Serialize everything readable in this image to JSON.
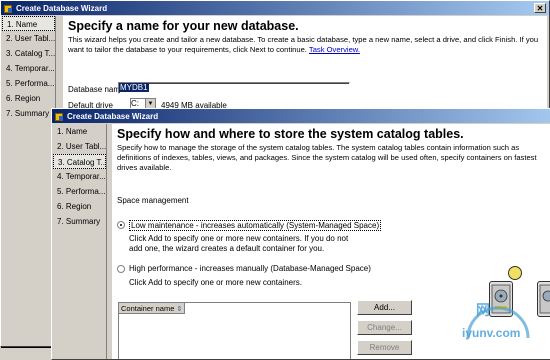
{
  "window_back": {
    "title": "Create Database Wizard",
    "nav": [
      "1. Name",
      "2. User Tabl...",
      "3. Catalog T...",
      "4. Temporar...",
      "5. Performa...",
      "6. Region",
      "7. Summary"
    ],
    "heading": "Specify a name for your new database.",
    "description": "This wizard helps you create and tailor a new database. To create a basic database, type a new name, select a drive, and click Finish. If you want to tailor the database to your requirements, click Next to continue.",
    "link": "Task Overview.",
    "db_name_label": "Database name",
    "db_name_value": "MYDB1",
    "drive_label": "Default drive",
    "drive_value": "C:",
    "drive_available": "4949 MB available"
  },
  "window_front": {
    "title": "Create Database Wizard",
    "nav": [
      "1. Name",
      "2. User Tabl...",
      "3. Catalog T...",
      "4. Temporar...",
      "5. Performa...",
      "6. Region",
      "7. Summary"
    ],
    "heading": "Specify how and where to store the system catalog tables.",
    "description": "Specify how to manage the storage of the system catalog tables. The system catalog tables contain information such as definitions of indexes, tables, views, and packages. Since the system catalog will be used often, specify containers on fastest drives available.",
    "space_management_label": "Space management",
    "option_low": "Low maintenance - increases automatically (System-Managed Space)",
    "option_low_desc": "Click Add to specify one or more new containers. If you do not add one, the wizard creates a default container for you.",
    "option_high": "High performance - increases manually (Database-Managed Space)",
    "option_high_desc": "Click Add to specify one or more new containers.",
    "list_header": "Container name",
    "buttons": {
      "add": "Add...",
      "change": "Change...",
      "remove": "Remove"
    }
  },
  "watermark": {
    "site": "iyunv.com",
    "cn": "网"
  }
}
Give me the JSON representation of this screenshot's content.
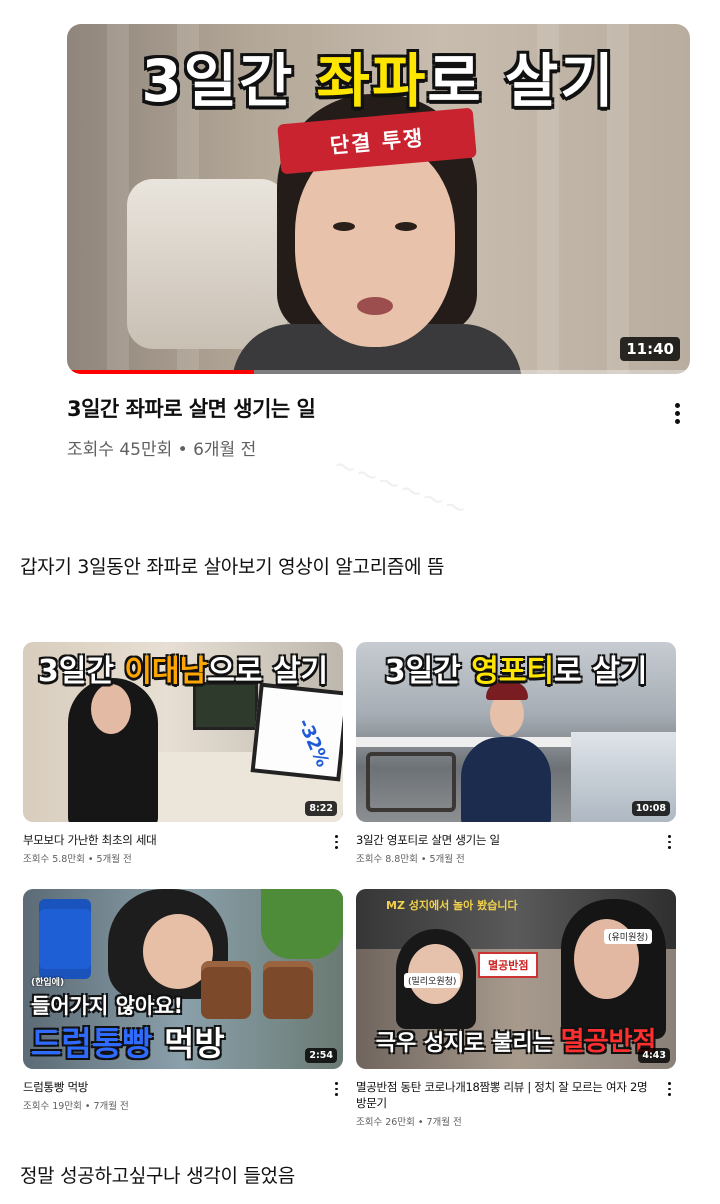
{
  "main_video": {
    "thumbnail_title": {
      "part1": "3일간 ",
      "highlight": "좌파",
      "part2": "로 살기"
    },
    "headband_text": "단결  투쟁",
    "duration": "11:40",
    "progress_fraction": 0.3,
    "title": "3일간 좌파로 살면 생기는 일",
    "meta": "조회수 45만회 • 6개월 전"
  },
  "caption_1": "갑자기 3일동안 좌파로 살아보기 영상이 알고리즘에 뜸",
  "caption_2": "정말 성공하고싶구나 생각이 들었음",
  "cards": [
    {
      "thumb_title": {
        "part1": "3일간 ",
        "highlight": "이대남",
        "part2": "으로 살기"
      },
      "thumb_extra": "-32%",
      "duration": "8:22",
      "title": "부모보다 가난한 최초의 세대",
      "meta": "조회수 5.8만회 • 5개월 전"
    },
    {
      "thumb_title": {
        "part1": "3일간 ",
        "highlight": "영포티",
        "part2": "로 살기"
      },
      "duration": "10:08",
      "title": "3일간 영포티로 살면 생기는 일",
      "meta": "조회수 8.8만회 • 5개월 전"
    },
    {
      "thumb_small": "(한입에)",
      "thumb_line1": "들어가지 않아요!",
      "thumb_line2": {
        "blue": "드럼통빵",
        "white": " 먹방"
      },
      "duration": "2:54",
      "title": "드럼통빵 먹방",
      "meta": "조회수 19만회 • 7개월 전"
    },
    {
      "thumb_top": "MZ 성지에서 놀아 봤습니다",
      "thumb_tag_left": "(밀리오원청)",
      "thumb_tag_right": "(유미원청)",
      "thumb_sign": "멸공반점",
      "thumb_bottom": {
        "white": "극우 성지로 불리는 ",
        "red": "멸공반점"
      },
      "duration": "4:43",
      "title": "멸공반점 동탄 코로나개18짬뽕 리뷰 | 정치 잘 모르는 여자 2명 방문기",
      "meta": "조회수 26만회 • 7개월 전"
    }
  ],
  "colors": {
    "progress": "#ff0000",
    "text_primary": "#0f0f0f",
    "text_secondary": "#606060",
    "highlight_yellow": "#ffe600"
  }
}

☆ ☆ ☆ ☆ ☆ ☆ ☆

** What needs to be done **
Except for the pictures, print the data above exactly.

** Result of this exercise **
Serialize everything readable in this image to JSON.
{
  "window_back": {
    "title": "Create Database Wizard",
    "nav": [
      "1. Name",
      "2. User Tabl...",
      "3. Catalog T...",
      "4. Temporar...",
      "5. Performa...",
      "6. Region",
      "7. Summary"
    ],
    "heading": "Specify a name for your new database.",
    "description": "This wizard helps you create and tailor a new database. To create a basic database, type a new name, select a drive, and click Finish. If you want to tailor the database to your requirements, click Next to continue.",
    "link": "Task Overview.",
    "db_name_label": "Database name",
    "db_name_value": "MYDB1",
    "drive_label": "Default drive",
    "drive_value": "C:",
    "drive_available": "4949 MB available"
  },
  "window_front": {
    "title": "Create Database Wizard",
    "nav": [
      "1. Name",
      "2. User Tabl...",
      "3. Catalog T...",
      "4. Temporar...",
      "5. Performa...",
      "6. Region",
      "7. Summary"
    ],
    "heading": "Specify how and where to store the system catalog tables.",
    "description": "Specify how to manage the storage of the system catalog tables. The system catalog tables contain information such as definitions of indexes, tables, views, and packages. Since the system catalog will be used often, specify containers on fastest drives available.",
    "space_management_label": "Space management",
    "option_low": "Low maintenance - increases automatically (System-Managed Space)",
    "option_low_desc": "Click Add to specify one or more new containers. If you do not add one, the wizard creates a default container for you.",
    "option_high": "High performance - increases manually (Database-Managed Space)",
    "option_high_desc": "Click Add to specify one or more new containers.",
    "list_header": "Container name",
    "buttons": {
      "add": "Add...",
      "change": "Change...",
      "remove": "Remove"
    }
  },
  "watermark": {
    "site": "iyunv.com",
    "cn": "网"
  }
}
Give me the JSON representation of this screenshot's content.
{
  "main_video": {
    "thumbnail_title": {
      "part1": "3일간 ",
      "highlight": "좌파",
      "part2": "로 살기"
    },
    "headband_text": "단결  투쟁",
    "duration": "11:40",
    "progress_fraction": 0.3,
    "title": "3일간 좌파로 살면 생기는 일",
    "meta": "조회수 45만회 • 6개월 전"
  },
  "caption_1": "갑자기 3일동안 좌파로 살아보기 영상이 알고리즘에 뜸",
  "caption_2": "정말 성공하고싶구나 생각이 들었음",
  "cards": [
    {
      "thumb_title": {
        "part1": "3일간 ",
        "highlight": "이대남",
        "part2": "으로 살기"
      },
      "thumb_extra": "-32%",
      "duration": "8:22",
      "title": "부모보다 가난한 최초의 세대",
      "meta": "조회수 5.8만회 • 5개월 전"
    },
    {
      "thumb_title": {
        "part1": "3일간 ",
        "highlight": "영포티",
        "part2": "로 살기"
      },
      "duration": "10:08",
      "title": "3일간 영포티로 살면 생기는 일",
      "meta": "조회수 8.8만회 • 5개월 전"
    },
    {
      "thumb_small": "(한입에)",
      "thumb_line1": "들어가지 않아요!",
      "thumb_line2": {
        "blue": "드럼통빵",
        "white": " 먹방"
      },
      "duration": "2:54",
      "title": "드럼통빵 먹방",
      "meta": "조회수 19만회 • 7개월 전"
    },
    {
      "thumb_top": "MZ 성지에서 놀아 봤습니다",
      "thumb_tag_left": "(밀리오원청)",
      "thumb_tag_right": "(유미원청)",
      "thumb_sign": "멸공반점",
      "thumb_bottom": {
        "white": "극우 성지로 불리는 ",
        "red": "멸공반점"
      },
      "duration": "4:43",
      "title": "멸공반점 동탄 코로나개18짬뽕 리뷰 | 정치 잘 모르는 여자 2명 방문기",
      "meta": "조회수 26만회 • 7개월 전"
    }
  ],
  "colors": {
    "progress": "#ff0000",
    "text_primary": "#0f0f0f",
    "text_secondary": "#606060",
    "highlight_yellow": "#ffe600"
  }
}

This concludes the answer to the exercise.